## Dataset records on visual material
########################################

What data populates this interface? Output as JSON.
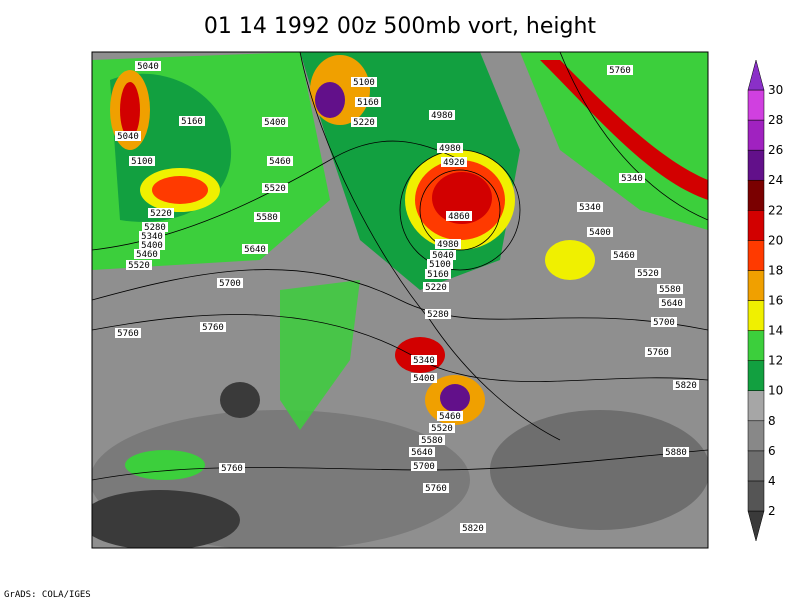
{
  "title": "01 14 1992 00z 500mb vort, height",
  "footer": "GrADS: COLA/IGES",
  "contour_labels": [
    5040,
    5040,
    5160,
    5100,
    5220,
    5280,
    5340,
    5400,
    5460,
    5520,
    5400,
    5460,
    5520,
    5580,
    5640,
    5700,
    5760,
    5760,
    5760,
    5100,
    5160,
    5220,
    4980,
    4980,
    4920,
    4860,
    4980,
    5040,
    5100,
    5160,
    5220,
    5280,
    5340,
    5400,
    5460,
    5520,
    5580,
    5640,
    5700,
    5760,
    5820,
    5760,
    5340,
    5340,
    5400,
    5460,
    5520,
    5580,
    5640,
    5700,
    5760,
    5820,
    5880
  ],
  "colorbar": {
    "levels": [
      2,
      4,
      6,
      8,
      10,
      12,
      14,
      16,
      18,
      20,
      22,
      24,
      26,
      28,
      30
    ],
    "colors": [
      "#3a3a3a",
      "#555555",
      "#6e6e6e",
      "#888888",
      "#a6a6a6",
      "#12a040",
      "#3ccf3c",
      "#f0f000",
      "#f0a000",
      "#ff3a00",
      "#d20000",
      "#7a0000",
      "#62108a",
      "#a022c0",
      "#d040e0",
      "#8a30c8"
    ]
  }
}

########################################

Write out each line again precisely as it appears, skipping every picture.

## OUTPUT OF THE EXERCISE
What data populates this interface? Output as JSON.
{
  "title": "01 14 1992 00z 500mb vort, height",
  "footer": "GrADS: COLA/IGES",
  "contour_labels": [
    5040,
    5040,
    5160,
    5100,
    5220,
    5280,
    5340,
    5400,
    5460,
    5520,
    5400,
    5460,
    5520,
    5580,
    5640,
    5700,
    5760,
    5760,
    5760,
    5100,
    5160,
    5220,
    4980,
    4980,
    4920,
    4860,
    4980,
    5040,
    5100,
    5160,
    5220,
    5280,
    5340,
    5400,
    5460,
    5520,
    5580,
    5640,
    5700,
    5760,
    5820,
    5760,
    5340,
    5340,
    5400,
    5460,
    5520,
    5580,
    5640,
    5700,
    5760,
    5820,
    5880
  ],
  "colorbar": {
    "levels": [
      2,
      4,
      6,
      8,
      10,
      12,
      14,
      16,
      18,
      20,
      22,
      24,
      26,
      28,
      30
    ],
    "colors": [
      "#3a3a3a",
      "#555555",
      "#6e6e6e",
      "#888888",
      "#a6a6a6",
      "#12a040",
      "#3ccf3c",
      "#f0f000",
      "#f0a000",
      "#ff3a00",
      "#d20000",
      "#7a0000",
      "#62108a",
      "#a022c0",
      "#d040e0",
      "#8a30c8"
    ]
  }
}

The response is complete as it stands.